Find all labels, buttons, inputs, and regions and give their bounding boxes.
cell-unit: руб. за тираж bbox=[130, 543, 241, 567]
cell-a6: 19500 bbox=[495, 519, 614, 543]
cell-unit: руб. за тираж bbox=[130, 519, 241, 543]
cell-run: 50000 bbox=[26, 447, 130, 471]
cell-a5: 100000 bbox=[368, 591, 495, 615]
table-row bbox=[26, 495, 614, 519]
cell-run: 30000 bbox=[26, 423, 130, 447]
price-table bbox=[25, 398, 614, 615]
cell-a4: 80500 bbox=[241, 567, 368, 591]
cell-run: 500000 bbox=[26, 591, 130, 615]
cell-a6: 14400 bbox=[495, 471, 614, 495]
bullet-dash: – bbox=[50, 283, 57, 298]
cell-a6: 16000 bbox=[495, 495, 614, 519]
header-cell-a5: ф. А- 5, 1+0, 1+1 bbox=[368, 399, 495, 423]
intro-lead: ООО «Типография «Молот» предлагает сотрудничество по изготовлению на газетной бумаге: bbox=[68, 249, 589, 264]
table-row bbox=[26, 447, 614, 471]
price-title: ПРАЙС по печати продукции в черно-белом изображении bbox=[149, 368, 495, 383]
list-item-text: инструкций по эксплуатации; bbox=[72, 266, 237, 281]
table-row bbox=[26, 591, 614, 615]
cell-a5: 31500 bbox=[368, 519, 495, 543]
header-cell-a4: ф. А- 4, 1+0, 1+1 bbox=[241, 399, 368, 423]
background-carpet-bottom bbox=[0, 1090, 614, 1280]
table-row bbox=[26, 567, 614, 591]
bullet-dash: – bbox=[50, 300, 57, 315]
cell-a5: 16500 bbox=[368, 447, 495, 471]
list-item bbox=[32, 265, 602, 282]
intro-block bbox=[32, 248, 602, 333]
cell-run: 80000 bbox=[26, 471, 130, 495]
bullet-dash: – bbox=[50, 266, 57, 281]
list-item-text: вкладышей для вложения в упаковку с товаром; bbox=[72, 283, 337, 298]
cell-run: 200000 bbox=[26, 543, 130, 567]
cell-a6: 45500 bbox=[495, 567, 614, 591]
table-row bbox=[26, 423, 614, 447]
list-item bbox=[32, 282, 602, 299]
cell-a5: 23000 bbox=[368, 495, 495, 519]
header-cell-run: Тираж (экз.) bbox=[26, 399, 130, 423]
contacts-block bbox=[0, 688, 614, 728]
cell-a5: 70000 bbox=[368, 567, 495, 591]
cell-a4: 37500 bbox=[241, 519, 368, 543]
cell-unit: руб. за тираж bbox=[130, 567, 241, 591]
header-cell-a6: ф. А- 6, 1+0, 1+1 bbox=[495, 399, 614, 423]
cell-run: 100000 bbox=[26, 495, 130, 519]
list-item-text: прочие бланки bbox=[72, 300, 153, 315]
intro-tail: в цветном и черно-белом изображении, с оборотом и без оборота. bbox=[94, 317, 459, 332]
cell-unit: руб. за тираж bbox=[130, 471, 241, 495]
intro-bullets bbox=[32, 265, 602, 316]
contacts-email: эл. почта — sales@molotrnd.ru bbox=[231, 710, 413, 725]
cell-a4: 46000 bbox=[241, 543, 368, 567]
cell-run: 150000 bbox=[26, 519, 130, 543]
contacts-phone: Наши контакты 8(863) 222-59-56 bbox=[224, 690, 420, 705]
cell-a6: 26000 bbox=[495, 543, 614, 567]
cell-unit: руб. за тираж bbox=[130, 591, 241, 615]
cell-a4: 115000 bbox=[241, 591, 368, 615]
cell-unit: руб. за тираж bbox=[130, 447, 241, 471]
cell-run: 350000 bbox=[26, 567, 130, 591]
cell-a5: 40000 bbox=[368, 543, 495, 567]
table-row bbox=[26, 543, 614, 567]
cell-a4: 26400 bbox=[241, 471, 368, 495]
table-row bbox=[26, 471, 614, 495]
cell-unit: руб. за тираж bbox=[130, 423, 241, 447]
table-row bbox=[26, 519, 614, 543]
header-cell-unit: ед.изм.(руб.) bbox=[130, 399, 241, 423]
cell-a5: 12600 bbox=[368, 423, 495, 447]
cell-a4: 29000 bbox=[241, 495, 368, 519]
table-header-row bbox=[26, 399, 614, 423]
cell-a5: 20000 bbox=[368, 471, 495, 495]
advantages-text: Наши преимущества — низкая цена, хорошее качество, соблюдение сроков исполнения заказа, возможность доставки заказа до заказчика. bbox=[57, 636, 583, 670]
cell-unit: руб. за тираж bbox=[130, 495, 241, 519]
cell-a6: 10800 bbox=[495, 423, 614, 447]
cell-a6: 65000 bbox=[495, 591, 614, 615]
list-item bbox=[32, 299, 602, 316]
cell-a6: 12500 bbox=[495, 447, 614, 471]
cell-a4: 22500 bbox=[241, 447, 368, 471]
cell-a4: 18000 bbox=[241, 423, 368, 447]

+++++

== Prompt ==
Return all of the lines above exactly, with nothing changed or left out.

== The completed task ==
Find all labels, buttons, inputs, and regions and give their bounding boxes.
cell-unit: руб. за тираж bbox=[130, 543, 241, 567]
cell-a6: 19500 bbox=[495, 519, 614, 543]
cell-unit: руб. за тираж bbox=[130, 519, 241, 543]
cell-run: 50000 bbox=[26, 447, 130, 471]
cell-a5: 100000 bbox=[368, 591, 495, 615]
table-row bbox=[26, 495, 614, 519]
cell-run: 30000 bbox=[26, 423, 130, 447]
price-table bbox=[25, 398, 614, 615]
cell-a4: 80500 bbox=[241, 567, 368, 591]
cell-run: 500000 bbox=[26, 591, 130, 615]
cell-a6: 14400 bbox=[495, 471, 614, 495]
bullet-dash: – bbox=[50, 283, 57, 298]
cell-a6: 16000 bbox=[495, 495, 614, 519]
header-cell-a5: ф. А- 5, 1+0, 1+1 bbox=[368, 399, 495, 423]
intro-lead: ООО «Типография «Молот» предлагает сотрудничество по изготовлению на газетной бумаге: bbox=[68, 249, 589, 264]
table-row bbox=[26, 447, 614, 471]
price-title: ПРАЙС по печати продукции в черно-белом изображении bbox=[149, 368, 495, 383]
list-item-text: инструкций по эксплуатации; bbox=[72, 266, 237, 281]
table-row bbox=[26, 591, 614, 615]
cell-a5: 31500 bbox=[368, 519, 495, 543]
header-cell-a4: ф. А- 4, 1+0, 1+1 bbox=[241, 399, 368, 423]
background-carpet-bottom bbox=[0, 1090, 614, 1280]
table-row bbox=[26, 567, 614, 591]
bullet-dash: – bbox=[50, 300, 57, 315]
cell-a5: 16500 bbox=[368, 447, 495, 471]
list-item bbox=[32, 265, 602, 282]
intro-block bbox=[32, 248, 602, 333]
cell-run: 80000 bbox=[26, 471, 130, 495]
bullet-dash: – bbox=[50, 266, 57, 281]
list-item-text: вкладышей для вложения в упаковку с товаром; bbox=[72, 283, 337, 298]
cell-run: 200000 bbox=[26, 543, 130, 567]
cell-a6: 45500 bbox=[495, 567, 614, 591]
table-row bbox=[26, 423, 614, 447]
list-item bbox=[32, 282, 602, 299]
cell-a5: 23000 bbox=[368, 495, 495, 519]
header-cell-run: Тираж (экз.) bbox=[26, 399, 130, 423]
contacts-block bbox=[0, 688, 614, 728]
cell-a5: 70000 bbox=[368, 567, 495, 591]
cell-a4: 37500 bbox=[241, 519, 368, 543]
cell-unit: руб. за тираж bbox=[130, 567, 241, 591]
header-cell-a6: ф. А- 6, 1+0, 1+1 bbox=[495, 399, 614, 423]
cell-run: 100000 bbox=[26, 495, 130, 519]
list-item-text: прочие бланки bbox=[72, 300, 153, 315]
intro-tail: в цветном и черно-белом изображении, с оборотом и без оборота. bbox=[94, 317, 459, 332]
cell-unit: руб. за тираж bbox=[130, 471, 241, 495]
intro-bullets bbox=[32, 265, 602, 316]
contacts-email: эл. почта — sales@molotrnd.ru bbox=[231, 710, 413, 725]
cell-a4: 46000 bbox=[241, 543, 368, 567]
cell-run: 150000 bbox=[26, 519, 130, 543]
contacts-phone: Наши контакты 8(863) 222-59-56 bbox=[224, 690, 420, 705]
cell-a6: 26000 bbox=[495, 543, 614, 567]
cell-unit: руб. за тираж bbox=[130, 591, 241, 615]
cell-a4: 115000 bbox=[241, 591, 368, 615]
cell-unit: руб. за тираж bbox=[130, 447, 241, 471]
cell-run: 350000 bbox=[26, 567, 130, 591]
cell-a5: 40000 bbox=[368, 543, 495, 567]
table-row bbox=[26, 543, 614, 567]
cell-a4: 26400 bbox=[241, 471, 368, 495]
table-row bbox=[26, 471, 614, 495]
cell-unit: руб. за тираж bbox=[130, 423, 241, 447]
table-row bbox=[26, 519, 614, 543]
header-cell-unit: ед.изм.(руб.) bbox=[130, 399, 241, 423]
cell-a5: 12600 bbox=[368, 423, 495, 447]
cell-a4: 29000 bbox=[241, 495, 368, 519]
table-header-row bbox=[26, 399, 614, 423]
cell-a5: 20000 bbox=[368, 471, 495, 495]
advantages-text: Наши преимущества — низкая цена, хорошее качество, соблюдение сроков исполнения заказа, возможность доставки заказа до заказчика. bbox=[57, 636, 583, 670]
cell-unit: руб. за тираж bbox=[130, 495, 241, 519]
cell-a6: 10800 bbox=[495, 423, 614, 447]
cell-a6: 65000 bbox=[495, 591, 614, 615]
list-item bbox=[32, 299, 602, 316]
cell-a6: 12500 bbox=[495, 447, 614, 471]
cell-a4: 22500 bbox=[241, 447, 368, 471]
cell-a4: 18000 bbox=[241, 423, 368, 447]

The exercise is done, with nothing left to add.